Copy out every record below, word for word.
[Entries shown start]
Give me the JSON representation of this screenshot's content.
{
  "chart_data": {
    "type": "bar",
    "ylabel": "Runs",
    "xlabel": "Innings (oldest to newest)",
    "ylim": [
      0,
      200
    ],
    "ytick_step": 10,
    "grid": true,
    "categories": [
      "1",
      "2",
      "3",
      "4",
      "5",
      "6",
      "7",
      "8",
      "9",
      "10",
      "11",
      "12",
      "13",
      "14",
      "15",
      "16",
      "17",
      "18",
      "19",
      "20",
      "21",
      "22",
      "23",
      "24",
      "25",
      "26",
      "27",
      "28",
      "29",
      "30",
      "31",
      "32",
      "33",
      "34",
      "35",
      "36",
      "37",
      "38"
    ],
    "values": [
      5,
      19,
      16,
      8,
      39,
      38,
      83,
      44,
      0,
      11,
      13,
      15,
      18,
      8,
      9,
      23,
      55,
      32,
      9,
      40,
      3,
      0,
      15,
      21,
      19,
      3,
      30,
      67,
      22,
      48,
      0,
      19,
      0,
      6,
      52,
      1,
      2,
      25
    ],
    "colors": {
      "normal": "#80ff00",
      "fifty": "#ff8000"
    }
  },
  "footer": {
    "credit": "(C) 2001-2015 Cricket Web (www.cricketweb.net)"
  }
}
[Entries shown end]
## Output of the exercise
Give me the JSON representation of this screenshot's content.
{
  "chart_data": {
    "type": "bar",
    "ylabel": "Runs",
    "xlabel": "Innings (oldest to newest)",
    "ylim": [
      0,
      200
    ],
    "ytick_step": 10,
    "grid": true,
    "categories": [
      "1",
      "2",
      "3",
      "4",
      "5",
      "6",
      "7",
      "8",
      "9",
      "10",
      "11",
      "12",
      "13",
      "14",
      "15",
      "16",
      "17",
      "18",
      "19",
      "20",
      "21",
      "22",
      "23",
      "24",
      "25",
      "26",
      "27",
      "28",
      "29",
      "30",
      "31",
      "32",
      "33",
      "34",
      "35",
      "36",
      "37",
      "38"
    ],
    "values": [
      5,
      19,
      16,
      8,
      39,
      38,
      83,
      44,
      0,
      11,
      13,
      15,
      18,
      8,
      9,
      23,
      55,
      32,
      9,
      40,
      3,
      0,
      15,
      21,
      19,
      3,
      30,
      67,
      22,
      48,
      0,
      19,
      0,
      6,
      52,
      1,
      2,
      25
    ],
    "colors": {
      "normal": "#80ff00",
      "fifty": "#ff8000"
    }
  },
  "footer": {
    "credit": "(C) 2001-2015 Cricket Web (www.cricketweb.net)"
  }
}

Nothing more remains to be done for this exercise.